A run of records:
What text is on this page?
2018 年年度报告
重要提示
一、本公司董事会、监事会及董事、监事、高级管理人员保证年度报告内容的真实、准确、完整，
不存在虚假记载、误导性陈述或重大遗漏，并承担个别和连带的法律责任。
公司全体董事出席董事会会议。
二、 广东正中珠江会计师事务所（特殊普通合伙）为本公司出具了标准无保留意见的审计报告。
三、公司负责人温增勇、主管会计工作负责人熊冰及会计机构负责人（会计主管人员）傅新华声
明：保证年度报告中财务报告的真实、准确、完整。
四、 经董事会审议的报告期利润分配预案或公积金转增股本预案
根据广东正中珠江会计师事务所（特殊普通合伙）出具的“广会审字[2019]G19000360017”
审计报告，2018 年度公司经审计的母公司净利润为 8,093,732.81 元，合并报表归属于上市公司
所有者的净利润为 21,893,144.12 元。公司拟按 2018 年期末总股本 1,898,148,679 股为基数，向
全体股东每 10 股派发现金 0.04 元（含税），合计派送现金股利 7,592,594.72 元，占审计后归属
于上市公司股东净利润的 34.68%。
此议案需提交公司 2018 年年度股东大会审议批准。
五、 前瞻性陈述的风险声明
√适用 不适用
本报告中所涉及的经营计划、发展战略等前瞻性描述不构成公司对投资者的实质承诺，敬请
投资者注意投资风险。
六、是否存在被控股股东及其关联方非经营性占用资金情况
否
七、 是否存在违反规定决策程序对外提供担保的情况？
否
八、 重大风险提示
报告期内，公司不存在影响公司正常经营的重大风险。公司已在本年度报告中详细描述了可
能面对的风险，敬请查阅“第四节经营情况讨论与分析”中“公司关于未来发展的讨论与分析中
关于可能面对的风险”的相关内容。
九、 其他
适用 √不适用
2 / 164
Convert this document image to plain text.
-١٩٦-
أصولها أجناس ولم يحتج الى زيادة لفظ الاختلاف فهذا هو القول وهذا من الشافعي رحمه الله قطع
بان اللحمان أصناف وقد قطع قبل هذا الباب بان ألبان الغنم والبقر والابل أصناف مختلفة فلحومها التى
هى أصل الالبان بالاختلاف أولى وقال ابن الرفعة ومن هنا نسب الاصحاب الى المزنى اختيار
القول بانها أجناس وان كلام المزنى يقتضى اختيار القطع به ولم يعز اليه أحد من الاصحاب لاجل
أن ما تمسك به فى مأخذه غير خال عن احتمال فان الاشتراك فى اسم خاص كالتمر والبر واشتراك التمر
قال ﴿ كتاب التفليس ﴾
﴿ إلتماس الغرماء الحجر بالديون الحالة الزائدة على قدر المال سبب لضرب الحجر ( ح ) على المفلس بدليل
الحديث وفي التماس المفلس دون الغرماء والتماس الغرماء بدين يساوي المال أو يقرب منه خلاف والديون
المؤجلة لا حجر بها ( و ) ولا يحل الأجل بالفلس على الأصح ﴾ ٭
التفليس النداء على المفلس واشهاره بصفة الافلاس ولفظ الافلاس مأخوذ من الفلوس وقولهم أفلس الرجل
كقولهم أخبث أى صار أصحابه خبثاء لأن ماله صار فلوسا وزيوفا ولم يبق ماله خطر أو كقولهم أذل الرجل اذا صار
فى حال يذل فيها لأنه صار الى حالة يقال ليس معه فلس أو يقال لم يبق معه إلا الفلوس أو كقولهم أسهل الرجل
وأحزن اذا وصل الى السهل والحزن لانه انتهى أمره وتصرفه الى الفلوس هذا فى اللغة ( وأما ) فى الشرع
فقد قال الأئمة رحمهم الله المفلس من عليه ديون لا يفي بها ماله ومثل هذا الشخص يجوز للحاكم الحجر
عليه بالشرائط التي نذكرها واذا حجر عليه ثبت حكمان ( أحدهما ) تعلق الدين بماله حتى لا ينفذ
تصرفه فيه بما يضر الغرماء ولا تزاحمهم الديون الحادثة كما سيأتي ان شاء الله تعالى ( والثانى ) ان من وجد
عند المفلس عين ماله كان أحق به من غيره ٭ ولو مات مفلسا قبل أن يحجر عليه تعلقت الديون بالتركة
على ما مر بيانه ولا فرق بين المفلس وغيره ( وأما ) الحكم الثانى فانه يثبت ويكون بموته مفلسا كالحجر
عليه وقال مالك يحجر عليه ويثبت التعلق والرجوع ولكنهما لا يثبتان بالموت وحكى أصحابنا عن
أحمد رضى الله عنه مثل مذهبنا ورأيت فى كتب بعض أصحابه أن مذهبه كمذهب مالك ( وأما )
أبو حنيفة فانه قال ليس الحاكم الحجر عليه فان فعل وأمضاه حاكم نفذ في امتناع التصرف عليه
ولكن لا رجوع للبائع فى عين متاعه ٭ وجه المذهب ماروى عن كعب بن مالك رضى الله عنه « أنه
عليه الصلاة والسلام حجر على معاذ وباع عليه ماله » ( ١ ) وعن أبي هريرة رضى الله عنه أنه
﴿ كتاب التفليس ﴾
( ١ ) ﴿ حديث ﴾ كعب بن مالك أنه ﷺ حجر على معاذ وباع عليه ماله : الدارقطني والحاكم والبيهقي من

**Your task**
Gather, from the listing above, every line carrying the word "أجناس".

**Answer**
أصولها أجناس ولم يحتج الى زيادة لفظ الاختلاف فهذا هو القول وهذا من الشافعي رحمه الله قطع
القول بانها أجناس وان كلام المزنى يقتضى اختيار القطع به ولم يعز اليه أحد من الاصحاب لاجل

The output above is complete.